Excerpts from a transcription dataset
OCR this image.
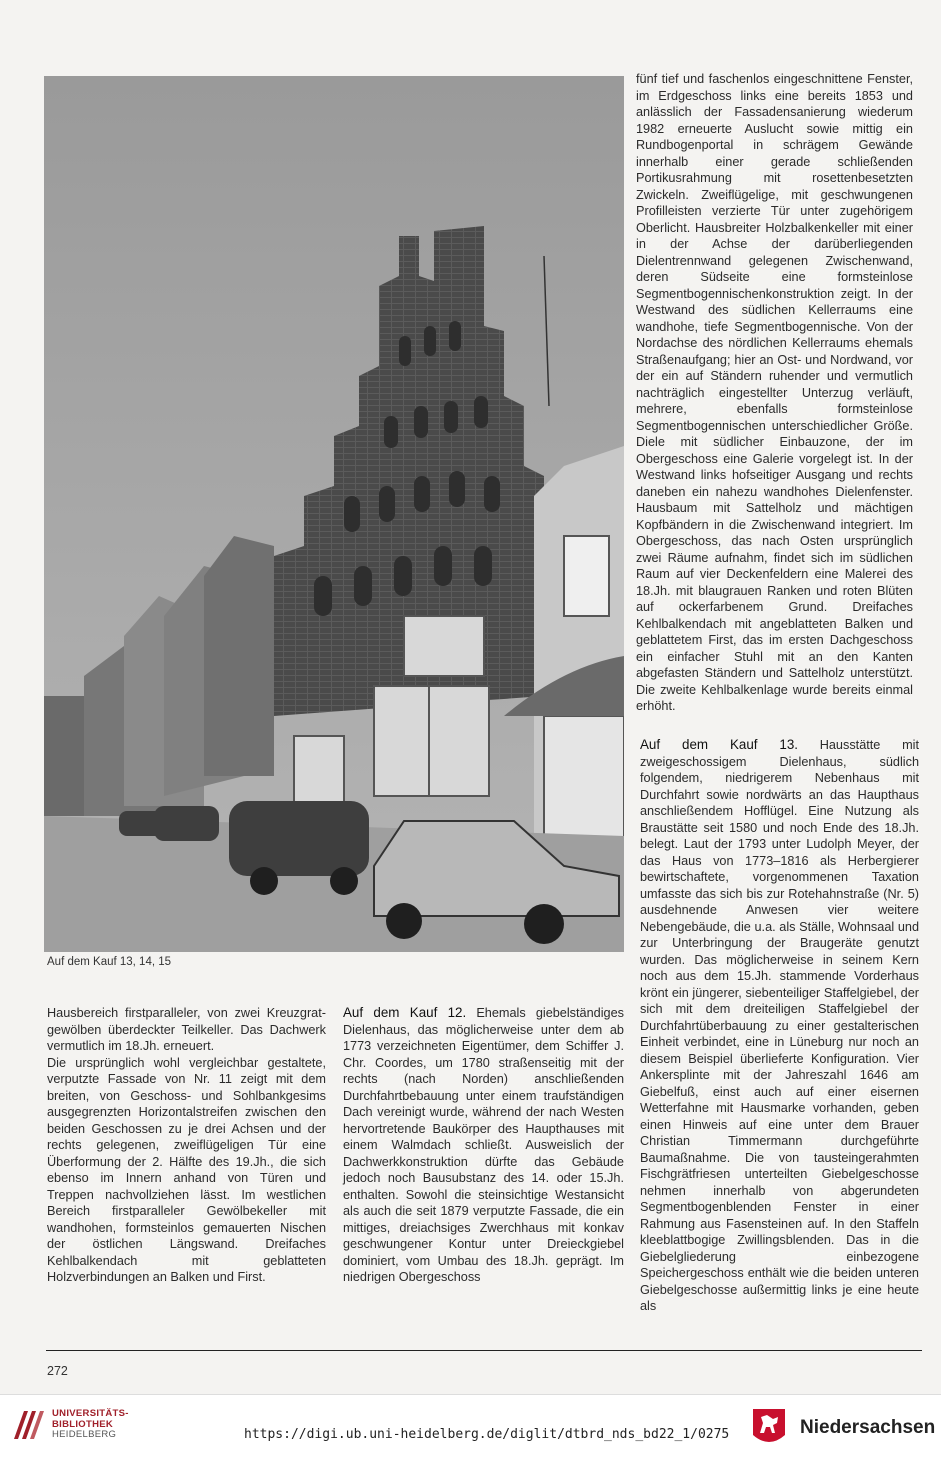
Auf dem Kauf 13, 14, 15

Hausbereich firstparalleler, von zwei Kreuzgrat-gewölben überdeckter Teilkeller. Das Dachwerk vermutlich im 18.Jh. erneuert.

Die ursprünglich wohl vergleichbar gestaltete, verputzte Fassade von Nr. 11 zeigt mit dem breiten, von Geschoss- und Sohlbankgesims ausgegrenzten Horizontalstreifen zwischen den beiden Geschossen zu je drei Achsen und der rechts gelegenen, zweiflügeligen Tür eine Überformung der 2. Hälfte des 19.Jh., die sich ebenso im Innern anhand von Türen und Treppen nachvollziehen lässt. Im westlichen Bereich firstparalleler Gewölbekeller mit wandhohen, formsteinlos gemauerten Nischen der östlichen Längswand. Dreifaches Kehlbalkendach mit geblatteten Holzverbindungen an Balken und First.

Auf dem Kauf 12. Ehemals giebelständiges Dielenhaus, das möglicherweise unter dem ab 1773 verzeichneten Eigentümer, dem Schiffer J. Chr. Coordes, um 1780 straßenseitig mit der rechts (nach Norden) anschließenden Durchfahrtbebauung unter einem traufständigen Dach vereinigt wurde, während der nach Westen hervortretende Baukörper des Haupthauses mit einem Walmdach schließt. Ausweislich der Dachwerkkonstruktion dürfte das Gebäude jedoch noch Bausubstanz des 14. oder 15.Jh. enthalten. Sowohl die steinsichtige Westansicht als auch die seit 1879 verputzte Fassade, die ein mittiges, dreiachsiges Zwerchhaus mit konkav geschwungener Kontur unter Dreieckgiebel dominiert, vom Umbau des 18.Jh. geprägt. Im niedrigen Obergeschoss

fünf tief und faschenlos eingeschnittene Fenster, im Erdgeschoss links eine bereits 1853 und anlässlich der Fassadensanierung wiederum 1982 erneuerte Auslucht sowie mittig ein Rundbogenportal in schrägem Gewände innerhalb einer gerade schließenden Portikusrahmung mit rosettenbesetzten Zwickeln. Zweiflügelige, mit geschwungenen Profilleisten verzierte Tür unter zugehörigem Oberlicht. Hausbreiter Holzbalkenkeller mit einer in der Achse der darüberliegenden Dielentrennwand gelegenen Zwischenwand, deren Südseite eine formsteinlose Segmentbogennischenkonstruktion zeigt. In der Westwand des südlichen Kellerraums eine wandhohe, tiefe Segmentbogennische. Von der Nordachse des nördlichen Kellerraums ehemals Straßenaufgang; hier an Ost- und Nordwand, vor der ein auf Ständern ruhender und vermutlich nachträglich eingestellter Unterzug verläuft, mehrere, ebenfalls formsteinlose Segmentbogennischen unterschiedlicher Größe. Diele mit südlicher Einbauzone, der im Obergeschoss eine Galerie vorgelegt ist. In der Westwand links hofseitiger Ausgang und rechts daneben ein nahezu wandhohes Dielenfenster. Hausbaum mit Sattelholz und mächtigen Kopfbändern in die Zwischenwand integriert. Im Obergeschoss, das nach Osten ursprünglich zwei Räume aufnahm, findet sich im südlichen Raum auf vier Deckenfeldern eine Malerei des 18.Jh. mit blaugrauen Ranken und roten Blüten auf ockerfarbenem Grund. Dreifaches Kehlbalkendach mit angeblatteten Balken und geblattetem First, das im ersten Dachgeschoss ein einfacher Stuhl mit an den Kanten abgefasten Ständern und Sattelholz unterstützt. Die zweite Kehlbalkenlage wurde bereits einmal erhöht.

Auf dem Kauf 13. Hausstätte mit zweigeschossigem Dielenhaus, südlich folgendem, niedrigerem Nebenhaus mit Durchfahrt sowie nordwärts an das Haupthaus anschließendem Hofflügel. Eine Nutzung als Braustätte seit 1580 und noch Ende des 18.Jh. belegt. Laut der 1793 unter Ludolph Meyer, der das Haus von 1773–1816 als Herbergierer bewirtschaftete, vorgenommenen Taxation umfasste das sich bis zur Rotehahnstraße (Nr. 5) ausdehnende Anwesen vier weitere Nebengebäude, die u.a. als Ställe, Wohnsaal und zur Unterbringung der Braugeräte genutzt wurden. Das möglicherweise in seinem Kern noch aus dem 15.Jh. stammende Vorderhaus krönt ein jüngerer, siebenteiliger Staffelgiebel, der sich mit dem dreiteiligen Staffelgiebel der Durchfahrtüberbauung zu einer gestalterischen Einheit verbindet, eine in Lüneburg nur noch an diesem Beispiel überlieferte Konfiguration. Vier Ankersplinte mit der Jahreszahl 1646 am Giebelfuß, einst auch auf einer eisernen Wetterfahne mit Hausmarke vorhanden, geben einen Hinweis auf eine unter dem Brauer Christian Timmermann durchgeführte Baumaßnahme. Die von tausteingerahmten Fischgrätfriesen unterteilten Giebelgeschosse nehmen innerhalb von abgerundeten Segmentbogenblenden Fenster in einer Rahmung aus Fasensteinen auf. In den Staffeln kleeblattbogige Zwillingsblenden. Das in die Giebelgliederung einbezogene Speichergeschoss enthält wie die beiden unteren Giebelgeschosse außermittig links je eine heute als

272
UNIVERSITÄTS-
BIBLIOTHEK
HEIDELBERG	https://digi.ub.uni-heidelberg.de/diglit/dtbrd_nds_bd22_1/0275	Niedersachsen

Problem description:
State how many lines in the records contain the string "firstparalleler". Give the number with no words around it.

Finished exercise:
2